*EXERCISE GOAL*.
Copy out each line of the data holding "copyright".

*INPUT ROWS*.
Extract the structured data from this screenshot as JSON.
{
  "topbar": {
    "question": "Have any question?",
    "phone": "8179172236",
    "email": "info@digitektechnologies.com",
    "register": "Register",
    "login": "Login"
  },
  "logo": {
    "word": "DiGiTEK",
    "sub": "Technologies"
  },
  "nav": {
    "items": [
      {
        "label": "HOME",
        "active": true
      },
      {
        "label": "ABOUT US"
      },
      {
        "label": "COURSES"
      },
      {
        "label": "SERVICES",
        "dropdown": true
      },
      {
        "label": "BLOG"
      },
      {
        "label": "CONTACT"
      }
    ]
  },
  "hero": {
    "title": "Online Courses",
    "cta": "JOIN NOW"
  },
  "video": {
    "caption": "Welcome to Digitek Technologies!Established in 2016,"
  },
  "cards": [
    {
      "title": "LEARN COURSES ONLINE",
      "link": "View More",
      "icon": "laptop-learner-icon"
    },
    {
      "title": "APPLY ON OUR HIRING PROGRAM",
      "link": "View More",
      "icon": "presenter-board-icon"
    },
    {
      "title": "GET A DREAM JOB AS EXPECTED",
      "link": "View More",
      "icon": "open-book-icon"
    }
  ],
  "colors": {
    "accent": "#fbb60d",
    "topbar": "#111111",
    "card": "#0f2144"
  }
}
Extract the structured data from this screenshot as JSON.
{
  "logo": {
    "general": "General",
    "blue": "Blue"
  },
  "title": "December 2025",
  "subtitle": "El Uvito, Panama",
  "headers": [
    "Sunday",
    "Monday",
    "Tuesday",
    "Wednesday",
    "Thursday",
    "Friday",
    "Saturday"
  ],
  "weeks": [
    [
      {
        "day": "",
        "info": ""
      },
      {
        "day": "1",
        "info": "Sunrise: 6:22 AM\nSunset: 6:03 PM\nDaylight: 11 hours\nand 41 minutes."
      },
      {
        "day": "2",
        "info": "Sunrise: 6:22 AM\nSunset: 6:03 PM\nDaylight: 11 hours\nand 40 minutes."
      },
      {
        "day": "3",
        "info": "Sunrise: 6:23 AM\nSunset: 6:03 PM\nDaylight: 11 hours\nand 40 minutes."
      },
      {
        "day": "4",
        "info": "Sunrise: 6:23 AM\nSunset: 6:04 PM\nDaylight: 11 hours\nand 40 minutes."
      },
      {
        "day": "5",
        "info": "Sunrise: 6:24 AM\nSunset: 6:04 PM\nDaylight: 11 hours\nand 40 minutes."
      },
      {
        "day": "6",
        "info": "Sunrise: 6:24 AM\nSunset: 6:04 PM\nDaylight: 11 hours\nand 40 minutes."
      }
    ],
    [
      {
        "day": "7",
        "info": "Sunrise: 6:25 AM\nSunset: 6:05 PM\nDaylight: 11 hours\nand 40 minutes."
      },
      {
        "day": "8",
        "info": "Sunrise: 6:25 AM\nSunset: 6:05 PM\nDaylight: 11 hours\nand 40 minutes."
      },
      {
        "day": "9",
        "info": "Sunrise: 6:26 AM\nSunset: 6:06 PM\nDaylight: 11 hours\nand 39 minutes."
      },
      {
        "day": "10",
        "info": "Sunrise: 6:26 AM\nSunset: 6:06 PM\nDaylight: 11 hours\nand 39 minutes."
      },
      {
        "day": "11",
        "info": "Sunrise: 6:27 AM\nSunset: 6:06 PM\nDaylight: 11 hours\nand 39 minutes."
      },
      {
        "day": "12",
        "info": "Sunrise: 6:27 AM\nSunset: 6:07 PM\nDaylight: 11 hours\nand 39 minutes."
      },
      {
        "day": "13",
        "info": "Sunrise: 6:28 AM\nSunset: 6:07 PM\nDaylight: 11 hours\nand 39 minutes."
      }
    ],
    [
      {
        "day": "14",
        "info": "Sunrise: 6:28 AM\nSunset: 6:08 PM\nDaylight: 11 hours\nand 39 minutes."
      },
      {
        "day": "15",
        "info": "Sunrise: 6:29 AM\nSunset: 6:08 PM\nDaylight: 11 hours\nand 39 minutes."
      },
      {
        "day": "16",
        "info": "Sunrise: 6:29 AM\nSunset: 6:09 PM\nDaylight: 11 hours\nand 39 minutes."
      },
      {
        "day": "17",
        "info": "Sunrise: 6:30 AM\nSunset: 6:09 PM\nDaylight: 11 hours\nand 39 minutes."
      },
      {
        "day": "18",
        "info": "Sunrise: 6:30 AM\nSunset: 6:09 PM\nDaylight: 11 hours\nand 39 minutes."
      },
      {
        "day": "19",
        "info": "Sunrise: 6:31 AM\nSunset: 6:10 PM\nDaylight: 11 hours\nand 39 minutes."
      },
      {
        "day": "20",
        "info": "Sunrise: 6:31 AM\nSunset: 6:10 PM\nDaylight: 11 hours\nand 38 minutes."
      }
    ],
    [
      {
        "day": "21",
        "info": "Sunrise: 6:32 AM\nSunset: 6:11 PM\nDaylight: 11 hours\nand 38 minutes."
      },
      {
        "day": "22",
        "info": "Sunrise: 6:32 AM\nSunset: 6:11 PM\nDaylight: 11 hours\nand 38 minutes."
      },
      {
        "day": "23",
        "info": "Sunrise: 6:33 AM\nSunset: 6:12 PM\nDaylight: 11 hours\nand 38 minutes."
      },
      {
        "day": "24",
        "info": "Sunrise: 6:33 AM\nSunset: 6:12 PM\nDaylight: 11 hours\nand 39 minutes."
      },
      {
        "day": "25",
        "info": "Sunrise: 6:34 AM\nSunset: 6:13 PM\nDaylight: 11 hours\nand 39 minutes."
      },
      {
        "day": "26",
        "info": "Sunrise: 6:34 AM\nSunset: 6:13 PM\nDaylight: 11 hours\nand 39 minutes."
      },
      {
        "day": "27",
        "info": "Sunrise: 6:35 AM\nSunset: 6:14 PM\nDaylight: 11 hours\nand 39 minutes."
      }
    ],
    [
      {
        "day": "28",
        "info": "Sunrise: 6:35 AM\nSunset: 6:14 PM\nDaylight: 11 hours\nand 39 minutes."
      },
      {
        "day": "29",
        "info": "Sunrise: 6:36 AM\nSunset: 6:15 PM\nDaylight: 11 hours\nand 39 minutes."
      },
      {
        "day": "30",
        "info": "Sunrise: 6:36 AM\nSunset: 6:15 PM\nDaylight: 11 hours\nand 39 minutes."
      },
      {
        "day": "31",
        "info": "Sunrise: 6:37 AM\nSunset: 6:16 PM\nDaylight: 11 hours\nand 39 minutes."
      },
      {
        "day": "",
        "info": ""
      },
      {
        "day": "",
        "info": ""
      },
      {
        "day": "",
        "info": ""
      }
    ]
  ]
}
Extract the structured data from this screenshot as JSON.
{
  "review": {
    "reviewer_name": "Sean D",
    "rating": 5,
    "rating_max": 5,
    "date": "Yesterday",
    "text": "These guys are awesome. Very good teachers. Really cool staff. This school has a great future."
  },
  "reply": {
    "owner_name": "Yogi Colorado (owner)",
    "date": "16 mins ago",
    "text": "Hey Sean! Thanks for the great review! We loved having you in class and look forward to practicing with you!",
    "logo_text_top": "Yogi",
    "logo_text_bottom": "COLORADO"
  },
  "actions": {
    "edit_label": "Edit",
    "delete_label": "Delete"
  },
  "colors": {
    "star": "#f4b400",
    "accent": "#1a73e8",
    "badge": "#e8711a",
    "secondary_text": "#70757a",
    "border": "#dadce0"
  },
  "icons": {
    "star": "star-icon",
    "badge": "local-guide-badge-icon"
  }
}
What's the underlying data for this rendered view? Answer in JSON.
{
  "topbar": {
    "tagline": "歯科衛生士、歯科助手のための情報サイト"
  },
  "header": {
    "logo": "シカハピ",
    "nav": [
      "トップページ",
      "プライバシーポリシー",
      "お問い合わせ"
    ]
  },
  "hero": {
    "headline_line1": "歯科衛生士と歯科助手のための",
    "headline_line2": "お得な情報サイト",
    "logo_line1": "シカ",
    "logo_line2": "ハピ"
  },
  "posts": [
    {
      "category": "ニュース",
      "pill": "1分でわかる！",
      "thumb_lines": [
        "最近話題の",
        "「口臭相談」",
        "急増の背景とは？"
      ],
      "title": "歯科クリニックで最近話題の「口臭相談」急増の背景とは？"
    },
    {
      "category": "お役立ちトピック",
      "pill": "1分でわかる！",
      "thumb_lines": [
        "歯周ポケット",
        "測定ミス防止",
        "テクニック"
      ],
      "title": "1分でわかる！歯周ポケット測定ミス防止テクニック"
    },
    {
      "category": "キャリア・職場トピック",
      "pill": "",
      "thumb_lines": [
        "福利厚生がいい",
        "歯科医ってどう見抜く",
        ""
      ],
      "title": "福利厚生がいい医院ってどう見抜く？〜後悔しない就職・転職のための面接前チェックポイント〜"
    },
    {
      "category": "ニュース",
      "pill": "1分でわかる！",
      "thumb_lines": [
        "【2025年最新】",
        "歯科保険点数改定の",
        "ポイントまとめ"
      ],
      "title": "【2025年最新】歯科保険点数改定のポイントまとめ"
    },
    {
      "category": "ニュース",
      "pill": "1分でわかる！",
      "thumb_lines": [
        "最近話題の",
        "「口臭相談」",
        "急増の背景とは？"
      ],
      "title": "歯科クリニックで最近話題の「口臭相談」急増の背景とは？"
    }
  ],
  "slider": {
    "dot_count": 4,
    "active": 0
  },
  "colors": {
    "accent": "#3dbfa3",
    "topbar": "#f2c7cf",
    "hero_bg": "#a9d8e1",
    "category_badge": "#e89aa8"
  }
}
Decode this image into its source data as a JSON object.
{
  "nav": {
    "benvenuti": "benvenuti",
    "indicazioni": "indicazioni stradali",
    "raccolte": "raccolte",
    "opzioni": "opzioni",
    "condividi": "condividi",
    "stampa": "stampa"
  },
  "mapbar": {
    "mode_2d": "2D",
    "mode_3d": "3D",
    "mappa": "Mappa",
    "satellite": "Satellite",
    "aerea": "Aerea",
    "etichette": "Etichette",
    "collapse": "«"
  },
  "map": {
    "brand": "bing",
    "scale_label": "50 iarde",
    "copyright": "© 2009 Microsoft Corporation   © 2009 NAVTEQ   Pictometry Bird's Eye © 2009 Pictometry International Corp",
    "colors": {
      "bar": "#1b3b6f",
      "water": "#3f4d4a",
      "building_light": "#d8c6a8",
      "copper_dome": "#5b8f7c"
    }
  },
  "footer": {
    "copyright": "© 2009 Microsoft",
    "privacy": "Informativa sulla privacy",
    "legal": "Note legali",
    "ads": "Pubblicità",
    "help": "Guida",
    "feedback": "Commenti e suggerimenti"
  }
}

*TASK SOLUTION*.
    "copyright": "© 2009 Microsoft Corporation   © 2009 NAVTEQ   Pictometry Bird's Eye © 2009 Pictometry International Corp",
    "copyright": "© 2009 Microsoft",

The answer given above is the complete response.